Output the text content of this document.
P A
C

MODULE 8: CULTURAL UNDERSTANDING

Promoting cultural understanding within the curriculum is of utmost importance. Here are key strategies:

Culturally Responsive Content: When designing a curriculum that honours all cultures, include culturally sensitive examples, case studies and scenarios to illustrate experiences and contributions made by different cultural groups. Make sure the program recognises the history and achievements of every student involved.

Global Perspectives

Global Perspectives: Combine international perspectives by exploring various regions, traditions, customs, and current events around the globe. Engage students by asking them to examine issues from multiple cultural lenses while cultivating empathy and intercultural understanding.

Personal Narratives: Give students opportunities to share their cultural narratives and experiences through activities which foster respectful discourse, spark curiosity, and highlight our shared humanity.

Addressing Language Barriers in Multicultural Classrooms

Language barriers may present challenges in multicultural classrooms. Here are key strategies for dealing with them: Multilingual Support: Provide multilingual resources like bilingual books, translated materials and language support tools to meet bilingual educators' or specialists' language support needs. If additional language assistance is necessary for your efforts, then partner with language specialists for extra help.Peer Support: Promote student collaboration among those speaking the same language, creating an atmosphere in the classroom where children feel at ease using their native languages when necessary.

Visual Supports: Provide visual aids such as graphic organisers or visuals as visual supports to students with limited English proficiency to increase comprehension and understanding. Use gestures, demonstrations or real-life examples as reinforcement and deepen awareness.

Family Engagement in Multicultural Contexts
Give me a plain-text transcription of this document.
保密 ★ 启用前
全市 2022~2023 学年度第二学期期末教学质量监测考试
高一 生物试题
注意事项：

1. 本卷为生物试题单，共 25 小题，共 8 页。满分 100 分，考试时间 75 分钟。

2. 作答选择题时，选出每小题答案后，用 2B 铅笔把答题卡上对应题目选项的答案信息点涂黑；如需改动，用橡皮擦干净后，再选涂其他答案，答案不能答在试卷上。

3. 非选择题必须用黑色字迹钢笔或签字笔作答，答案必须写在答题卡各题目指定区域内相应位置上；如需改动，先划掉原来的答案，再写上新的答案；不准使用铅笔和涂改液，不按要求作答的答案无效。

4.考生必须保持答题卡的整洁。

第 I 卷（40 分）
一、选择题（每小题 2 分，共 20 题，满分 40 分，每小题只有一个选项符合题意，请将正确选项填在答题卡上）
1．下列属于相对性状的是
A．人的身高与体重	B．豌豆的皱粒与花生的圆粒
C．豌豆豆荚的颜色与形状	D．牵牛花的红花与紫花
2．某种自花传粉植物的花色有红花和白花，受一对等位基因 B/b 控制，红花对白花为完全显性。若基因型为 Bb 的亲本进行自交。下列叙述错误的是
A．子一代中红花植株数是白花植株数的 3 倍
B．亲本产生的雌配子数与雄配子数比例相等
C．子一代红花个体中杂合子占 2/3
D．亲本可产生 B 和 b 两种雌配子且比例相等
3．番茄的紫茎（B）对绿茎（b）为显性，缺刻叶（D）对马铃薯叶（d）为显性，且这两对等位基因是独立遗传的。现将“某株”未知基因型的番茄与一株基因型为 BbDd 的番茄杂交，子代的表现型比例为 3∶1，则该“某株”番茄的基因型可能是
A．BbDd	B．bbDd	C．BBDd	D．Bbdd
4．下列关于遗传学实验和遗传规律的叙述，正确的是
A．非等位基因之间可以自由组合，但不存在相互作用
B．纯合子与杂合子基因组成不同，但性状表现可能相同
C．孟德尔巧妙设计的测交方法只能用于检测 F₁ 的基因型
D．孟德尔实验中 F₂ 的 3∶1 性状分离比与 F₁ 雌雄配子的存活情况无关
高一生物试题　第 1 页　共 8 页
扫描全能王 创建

—————

▶ Directions for this task: Where a line above contains the word "BbDd", copy that line.

▶ Result:
3．番茄的紫茎（B）对绿茎（b）为显性，缺刻叶（D）对马铃薯叶（d）为显性，且这两对等位基因是独立遗传的。现将“某株”未知基因型的番茄与一株基因型为 BbDd 的番茄杂交，子代的表现型比例为 3∶1，则该“某株”番茄的基因型可能是
A．BbDd	B．bbDd	C．BBDd	D．Bbdd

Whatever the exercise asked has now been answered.